Exercise requirements:
Copy out each line of the listing that has the word "Packages" in it.

━━━━━ Information provided

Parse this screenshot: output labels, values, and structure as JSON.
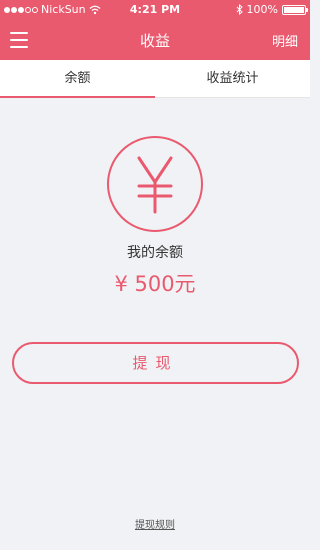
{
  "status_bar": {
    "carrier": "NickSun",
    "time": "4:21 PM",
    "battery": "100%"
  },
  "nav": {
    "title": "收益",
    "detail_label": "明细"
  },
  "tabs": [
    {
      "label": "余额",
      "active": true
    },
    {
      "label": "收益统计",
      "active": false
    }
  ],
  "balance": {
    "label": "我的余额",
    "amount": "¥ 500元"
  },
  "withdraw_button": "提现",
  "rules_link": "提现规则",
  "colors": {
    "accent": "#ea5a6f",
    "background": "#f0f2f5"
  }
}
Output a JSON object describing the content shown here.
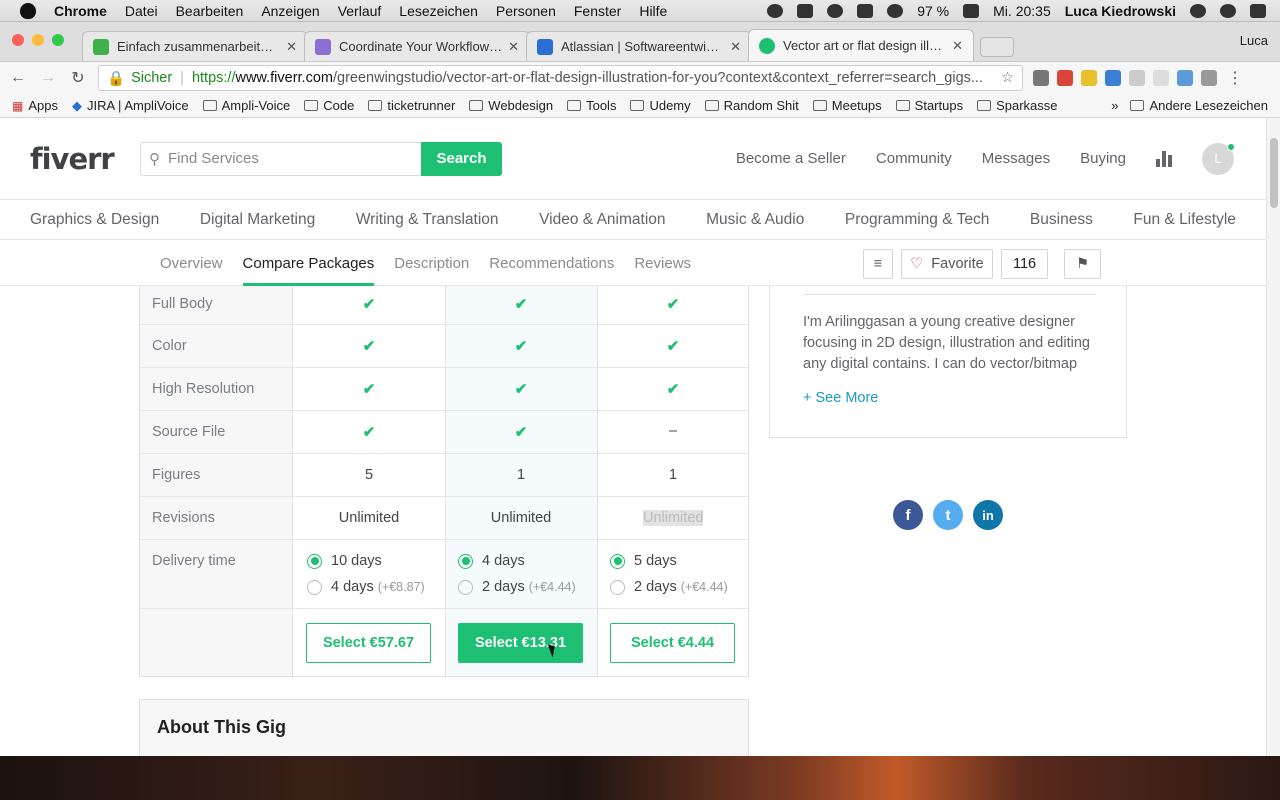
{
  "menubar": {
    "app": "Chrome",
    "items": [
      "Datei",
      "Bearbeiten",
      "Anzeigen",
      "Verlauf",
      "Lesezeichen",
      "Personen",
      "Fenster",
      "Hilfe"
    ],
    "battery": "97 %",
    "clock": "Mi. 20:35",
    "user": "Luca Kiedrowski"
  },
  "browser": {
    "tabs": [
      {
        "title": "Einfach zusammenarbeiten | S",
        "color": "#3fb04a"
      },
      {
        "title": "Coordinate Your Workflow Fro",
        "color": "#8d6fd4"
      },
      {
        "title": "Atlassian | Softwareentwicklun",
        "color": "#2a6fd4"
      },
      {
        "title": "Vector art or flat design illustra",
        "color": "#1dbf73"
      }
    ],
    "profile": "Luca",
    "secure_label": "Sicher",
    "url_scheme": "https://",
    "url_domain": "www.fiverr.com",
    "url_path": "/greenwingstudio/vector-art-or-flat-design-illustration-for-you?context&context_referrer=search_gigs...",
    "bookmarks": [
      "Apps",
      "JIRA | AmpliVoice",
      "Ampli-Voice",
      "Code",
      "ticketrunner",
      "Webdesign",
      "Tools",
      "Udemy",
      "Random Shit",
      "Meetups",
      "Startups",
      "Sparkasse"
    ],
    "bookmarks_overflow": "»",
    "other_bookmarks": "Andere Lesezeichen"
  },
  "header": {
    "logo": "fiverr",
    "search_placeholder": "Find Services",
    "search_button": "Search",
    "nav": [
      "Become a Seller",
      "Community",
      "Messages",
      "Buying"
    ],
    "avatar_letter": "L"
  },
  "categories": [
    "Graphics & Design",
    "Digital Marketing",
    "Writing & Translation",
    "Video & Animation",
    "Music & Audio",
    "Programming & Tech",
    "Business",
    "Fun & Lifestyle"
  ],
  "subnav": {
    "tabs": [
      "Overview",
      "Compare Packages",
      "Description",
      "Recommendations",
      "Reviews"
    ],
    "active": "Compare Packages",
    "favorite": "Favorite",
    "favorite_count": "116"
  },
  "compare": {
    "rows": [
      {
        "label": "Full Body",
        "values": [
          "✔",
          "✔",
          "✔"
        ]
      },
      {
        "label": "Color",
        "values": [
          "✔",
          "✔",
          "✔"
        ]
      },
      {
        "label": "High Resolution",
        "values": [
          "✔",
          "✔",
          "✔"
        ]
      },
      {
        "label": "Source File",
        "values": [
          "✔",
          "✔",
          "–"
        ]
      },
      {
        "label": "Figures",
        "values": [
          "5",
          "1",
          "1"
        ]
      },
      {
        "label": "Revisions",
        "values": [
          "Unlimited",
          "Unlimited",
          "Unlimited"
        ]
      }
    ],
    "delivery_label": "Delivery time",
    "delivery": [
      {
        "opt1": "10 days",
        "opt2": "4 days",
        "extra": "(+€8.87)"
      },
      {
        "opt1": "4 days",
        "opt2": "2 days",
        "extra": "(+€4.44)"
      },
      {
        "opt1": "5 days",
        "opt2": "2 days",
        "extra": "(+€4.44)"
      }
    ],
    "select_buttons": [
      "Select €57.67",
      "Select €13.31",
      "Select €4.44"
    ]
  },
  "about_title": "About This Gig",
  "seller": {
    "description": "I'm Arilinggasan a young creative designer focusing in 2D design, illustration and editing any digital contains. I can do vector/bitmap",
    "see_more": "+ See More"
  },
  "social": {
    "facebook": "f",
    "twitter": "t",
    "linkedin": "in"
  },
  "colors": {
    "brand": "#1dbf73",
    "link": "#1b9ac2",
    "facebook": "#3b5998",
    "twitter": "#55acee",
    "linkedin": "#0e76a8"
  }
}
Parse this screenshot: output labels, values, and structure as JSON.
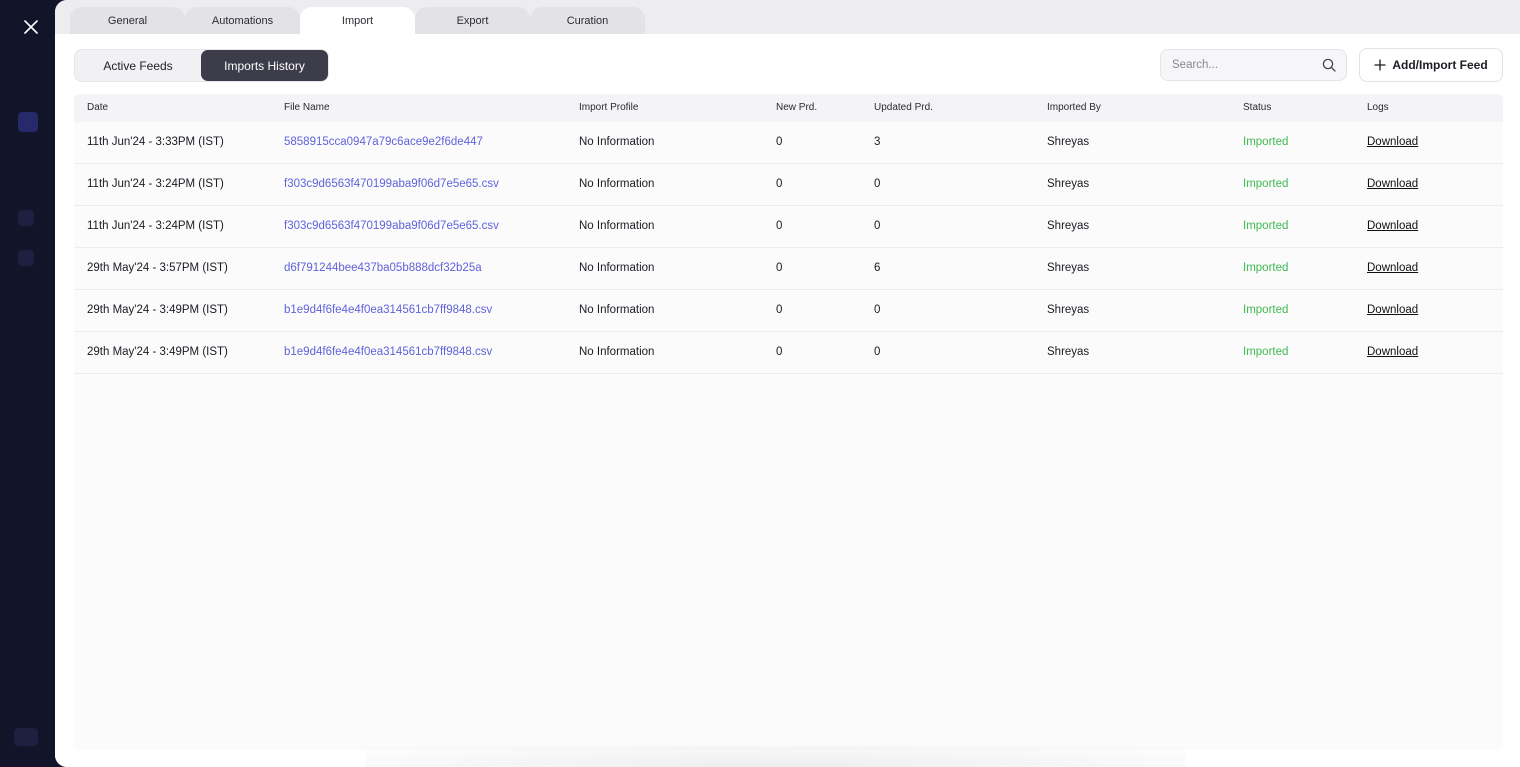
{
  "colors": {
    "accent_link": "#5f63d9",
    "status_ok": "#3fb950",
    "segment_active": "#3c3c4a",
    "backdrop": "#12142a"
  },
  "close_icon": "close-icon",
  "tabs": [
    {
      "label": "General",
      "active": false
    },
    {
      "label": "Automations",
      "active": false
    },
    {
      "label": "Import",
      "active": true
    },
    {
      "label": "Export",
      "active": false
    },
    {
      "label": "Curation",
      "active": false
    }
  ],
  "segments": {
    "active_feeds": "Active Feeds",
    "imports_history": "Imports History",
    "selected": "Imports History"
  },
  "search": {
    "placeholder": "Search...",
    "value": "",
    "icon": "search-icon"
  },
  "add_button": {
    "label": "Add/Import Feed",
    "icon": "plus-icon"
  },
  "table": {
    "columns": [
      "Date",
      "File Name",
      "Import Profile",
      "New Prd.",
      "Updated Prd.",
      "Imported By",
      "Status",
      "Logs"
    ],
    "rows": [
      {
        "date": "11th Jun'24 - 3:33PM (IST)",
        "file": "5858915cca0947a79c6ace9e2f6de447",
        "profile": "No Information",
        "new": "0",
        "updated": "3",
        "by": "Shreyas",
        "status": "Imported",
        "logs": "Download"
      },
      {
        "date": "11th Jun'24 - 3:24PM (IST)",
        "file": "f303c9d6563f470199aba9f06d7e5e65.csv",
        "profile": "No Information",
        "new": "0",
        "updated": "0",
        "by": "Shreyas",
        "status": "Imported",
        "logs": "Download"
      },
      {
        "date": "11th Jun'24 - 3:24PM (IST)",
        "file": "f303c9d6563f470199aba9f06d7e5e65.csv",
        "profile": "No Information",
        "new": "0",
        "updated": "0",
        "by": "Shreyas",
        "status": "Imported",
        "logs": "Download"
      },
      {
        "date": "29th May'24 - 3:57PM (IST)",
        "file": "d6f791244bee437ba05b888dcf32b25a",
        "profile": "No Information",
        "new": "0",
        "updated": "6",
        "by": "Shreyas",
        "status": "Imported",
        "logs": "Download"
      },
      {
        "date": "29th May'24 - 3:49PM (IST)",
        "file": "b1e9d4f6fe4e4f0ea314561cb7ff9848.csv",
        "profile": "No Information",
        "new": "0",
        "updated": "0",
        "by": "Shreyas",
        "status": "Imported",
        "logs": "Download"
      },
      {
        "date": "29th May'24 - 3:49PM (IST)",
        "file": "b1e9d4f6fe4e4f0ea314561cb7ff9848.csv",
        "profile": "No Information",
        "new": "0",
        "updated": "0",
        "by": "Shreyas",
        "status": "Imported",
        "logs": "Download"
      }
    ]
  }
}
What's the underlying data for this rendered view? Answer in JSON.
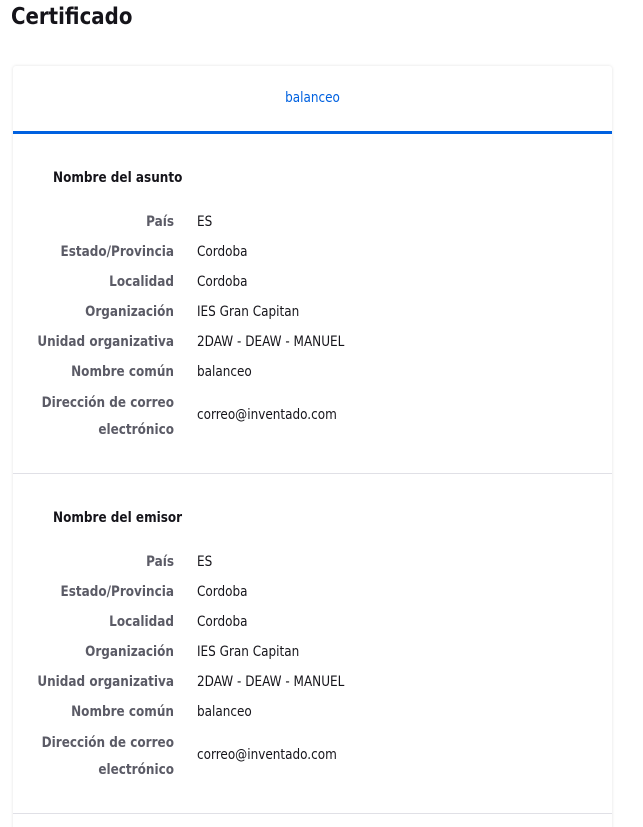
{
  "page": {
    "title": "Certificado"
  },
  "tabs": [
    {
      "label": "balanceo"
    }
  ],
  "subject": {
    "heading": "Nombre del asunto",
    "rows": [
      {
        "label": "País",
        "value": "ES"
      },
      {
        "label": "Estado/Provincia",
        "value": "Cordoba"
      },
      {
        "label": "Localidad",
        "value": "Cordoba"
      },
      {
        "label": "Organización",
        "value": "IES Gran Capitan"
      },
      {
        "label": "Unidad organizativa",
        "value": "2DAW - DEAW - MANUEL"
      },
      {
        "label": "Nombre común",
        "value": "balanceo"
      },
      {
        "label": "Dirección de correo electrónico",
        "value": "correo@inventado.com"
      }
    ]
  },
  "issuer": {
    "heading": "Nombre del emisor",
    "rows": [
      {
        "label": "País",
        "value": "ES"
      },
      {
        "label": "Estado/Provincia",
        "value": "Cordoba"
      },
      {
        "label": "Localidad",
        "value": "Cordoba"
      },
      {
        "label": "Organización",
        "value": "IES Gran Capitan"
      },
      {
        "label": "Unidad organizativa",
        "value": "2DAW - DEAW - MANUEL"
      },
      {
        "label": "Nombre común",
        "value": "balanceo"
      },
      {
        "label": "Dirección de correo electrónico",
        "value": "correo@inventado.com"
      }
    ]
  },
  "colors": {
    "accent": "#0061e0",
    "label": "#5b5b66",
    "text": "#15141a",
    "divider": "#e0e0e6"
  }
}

━━━━━━━━━━

Finished exercise:
      "Compare Packages",
    "active": "Compare Packages",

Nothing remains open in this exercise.